Fonte:
================

25 de Maio de 1932 de "O Diário Anaïs Nin", Volume 1/ 1931-1934

quinta-feira, 15 de janeiro de 2009

Salmoura


Guardo tudo muito quietinho em algum canto
Canto do quarto
Canto dos olhos
Canto de mim
Preencho os espaços que sobram com lábios
Com voz rouca, com gestos e ironia
Sensibilizo-me intensamente
Imensamente
Às vezes, amo com o cérebro
E penso com o coração
Inverto a ordem
Ordem a inverto
Inverto a mim mesma
As cores
E guardo no canto
Para a vanguarda
Para a vã guarda
Silencioso no canto
Rabiscos, essência, brutalidade
Volúpia, vasos sangüíneos.
Instinto,
doçura
Tudo ao alcance da mão
Embalado com fitas
Conservado no tempo
Embrulhado
Intacto

quarta-feira, 14 de janeiro de 2009

Fero


É verão. Houve chuvas e friagem. O clima anda mais obediente nesses dias. As noites são quentes e eu demoro para dormir. Atravesso as madrugadas escrevendo. Ouço os cachorros da rua latindo para fantasmas e faço da madrugada a melhor hora do dia com minhas esquisitices. Com minha solidão inspiradora. E com o som de pás de ventilador cortando ar quente.
Os sonhos são entrecortados e sei que os murmuro dormindo. Relembro a vida vivida durante o dia. E também da vida vivida durante os anos. Adormeço ao som de Björk e as frases flutuam em limites de inconsciência. Consciência. Subconsciência. E se tornam algo tão meu quando acordo... Transformo voz e música em algo primitivo. Transformo o sono em algo complexo.
As tardes são terríveis. Sinto a pele febril, a respiração ofegante e o corpo exaurido sem nenhum real prazer do qual possa me satisfazer. É apenas o calor. Sinto o calor maldito e os raios de laranja concentrada parecem querer arrancar as vidraças, as cortinas, a escuridão de meu quarto. Tocam os móveis com seus dedos oblíquos. Meus livros, meus CDs, minha cama. Tudo é invadido pela luz que derrete e maltrata.

================

Seção de dados:
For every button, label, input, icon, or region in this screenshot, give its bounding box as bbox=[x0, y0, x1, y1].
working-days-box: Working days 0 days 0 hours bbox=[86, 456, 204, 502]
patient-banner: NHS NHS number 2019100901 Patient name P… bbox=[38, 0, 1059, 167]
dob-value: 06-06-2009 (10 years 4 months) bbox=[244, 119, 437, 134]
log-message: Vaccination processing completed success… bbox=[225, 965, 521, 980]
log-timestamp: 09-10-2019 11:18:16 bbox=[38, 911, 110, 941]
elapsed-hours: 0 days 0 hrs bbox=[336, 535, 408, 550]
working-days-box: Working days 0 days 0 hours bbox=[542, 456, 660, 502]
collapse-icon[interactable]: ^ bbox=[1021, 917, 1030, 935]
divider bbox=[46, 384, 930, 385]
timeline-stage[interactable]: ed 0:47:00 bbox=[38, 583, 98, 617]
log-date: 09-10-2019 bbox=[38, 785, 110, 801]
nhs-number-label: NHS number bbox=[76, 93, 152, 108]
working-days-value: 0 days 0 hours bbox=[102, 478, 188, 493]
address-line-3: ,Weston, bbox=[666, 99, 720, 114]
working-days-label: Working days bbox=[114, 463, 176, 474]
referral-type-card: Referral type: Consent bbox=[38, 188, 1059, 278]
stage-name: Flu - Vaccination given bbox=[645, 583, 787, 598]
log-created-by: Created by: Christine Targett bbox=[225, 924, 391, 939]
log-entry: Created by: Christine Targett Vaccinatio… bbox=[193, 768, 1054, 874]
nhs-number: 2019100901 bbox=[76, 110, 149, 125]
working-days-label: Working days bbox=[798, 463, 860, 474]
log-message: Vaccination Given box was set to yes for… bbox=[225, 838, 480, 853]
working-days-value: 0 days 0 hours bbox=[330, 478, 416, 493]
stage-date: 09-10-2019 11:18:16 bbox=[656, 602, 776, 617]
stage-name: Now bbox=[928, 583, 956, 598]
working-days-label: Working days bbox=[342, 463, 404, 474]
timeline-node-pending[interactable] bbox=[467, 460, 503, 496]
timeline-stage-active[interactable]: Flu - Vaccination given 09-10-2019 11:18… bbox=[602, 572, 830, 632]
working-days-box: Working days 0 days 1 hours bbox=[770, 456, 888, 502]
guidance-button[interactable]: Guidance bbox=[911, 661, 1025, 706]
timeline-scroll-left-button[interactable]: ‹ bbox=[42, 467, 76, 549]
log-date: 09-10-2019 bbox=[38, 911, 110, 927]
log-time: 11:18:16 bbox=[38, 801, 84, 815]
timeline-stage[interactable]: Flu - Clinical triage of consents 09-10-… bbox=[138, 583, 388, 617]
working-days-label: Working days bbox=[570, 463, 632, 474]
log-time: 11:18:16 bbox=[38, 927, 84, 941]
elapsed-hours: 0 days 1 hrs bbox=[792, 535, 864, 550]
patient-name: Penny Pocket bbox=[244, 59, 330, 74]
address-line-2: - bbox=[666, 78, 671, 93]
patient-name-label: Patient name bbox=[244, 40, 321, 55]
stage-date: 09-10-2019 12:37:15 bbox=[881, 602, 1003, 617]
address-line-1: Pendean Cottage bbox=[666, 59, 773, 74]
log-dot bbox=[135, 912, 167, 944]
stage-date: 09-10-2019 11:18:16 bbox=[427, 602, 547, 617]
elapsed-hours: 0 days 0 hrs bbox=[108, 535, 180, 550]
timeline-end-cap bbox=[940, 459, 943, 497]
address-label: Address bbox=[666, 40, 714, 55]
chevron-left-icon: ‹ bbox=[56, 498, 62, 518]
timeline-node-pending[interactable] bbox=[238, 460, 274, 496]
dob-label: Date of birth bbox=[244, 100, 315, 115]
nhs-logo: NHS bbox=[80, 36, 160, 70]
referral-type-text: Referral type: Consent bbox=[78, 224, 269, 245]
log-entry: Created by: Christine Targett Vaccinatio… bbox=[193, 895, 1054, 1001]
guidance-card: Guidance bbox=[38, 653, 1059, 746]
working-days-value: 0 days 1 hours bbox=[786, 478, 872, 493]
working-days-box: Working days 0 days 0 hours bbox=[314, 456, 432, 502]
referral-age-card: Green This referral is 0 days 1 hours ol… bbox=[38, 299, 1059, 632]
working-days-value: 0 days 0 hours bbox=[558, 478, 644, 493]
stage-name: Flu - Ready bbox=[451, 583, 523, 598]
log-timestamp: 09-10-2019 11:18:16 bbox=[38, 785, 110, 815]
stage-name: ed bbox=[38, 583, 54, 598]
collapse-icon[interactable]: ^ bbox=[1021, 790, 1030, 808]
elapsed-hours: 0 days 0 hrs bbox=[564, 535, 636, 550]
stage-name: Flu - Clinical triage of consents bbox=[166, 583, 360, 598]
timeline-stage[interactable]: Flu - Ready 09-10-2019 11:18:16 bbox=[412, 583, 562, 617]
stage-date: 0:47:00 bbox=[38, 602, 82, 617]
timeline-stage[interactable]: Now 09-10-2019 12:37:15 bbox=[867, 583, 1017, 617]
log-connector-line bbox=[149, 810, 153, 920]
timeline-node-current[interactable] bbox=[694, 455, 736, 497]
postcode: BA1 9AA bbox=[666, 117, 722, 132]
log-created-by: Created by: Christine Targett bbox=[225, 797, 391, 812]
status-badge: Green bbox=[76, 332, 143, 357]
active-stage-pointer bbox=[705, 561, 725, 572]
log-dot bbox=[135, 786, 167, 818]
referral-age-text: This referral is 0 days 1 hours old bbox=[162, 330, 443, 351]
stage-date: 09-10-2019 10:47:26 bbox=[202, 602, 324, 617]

================

Suas instruções:
Na fonte, qual data aparece acima da entrada intitulada "Salmoura"?

Resposta escrita:
Quinta-feira, 15 de janeiro de 2009.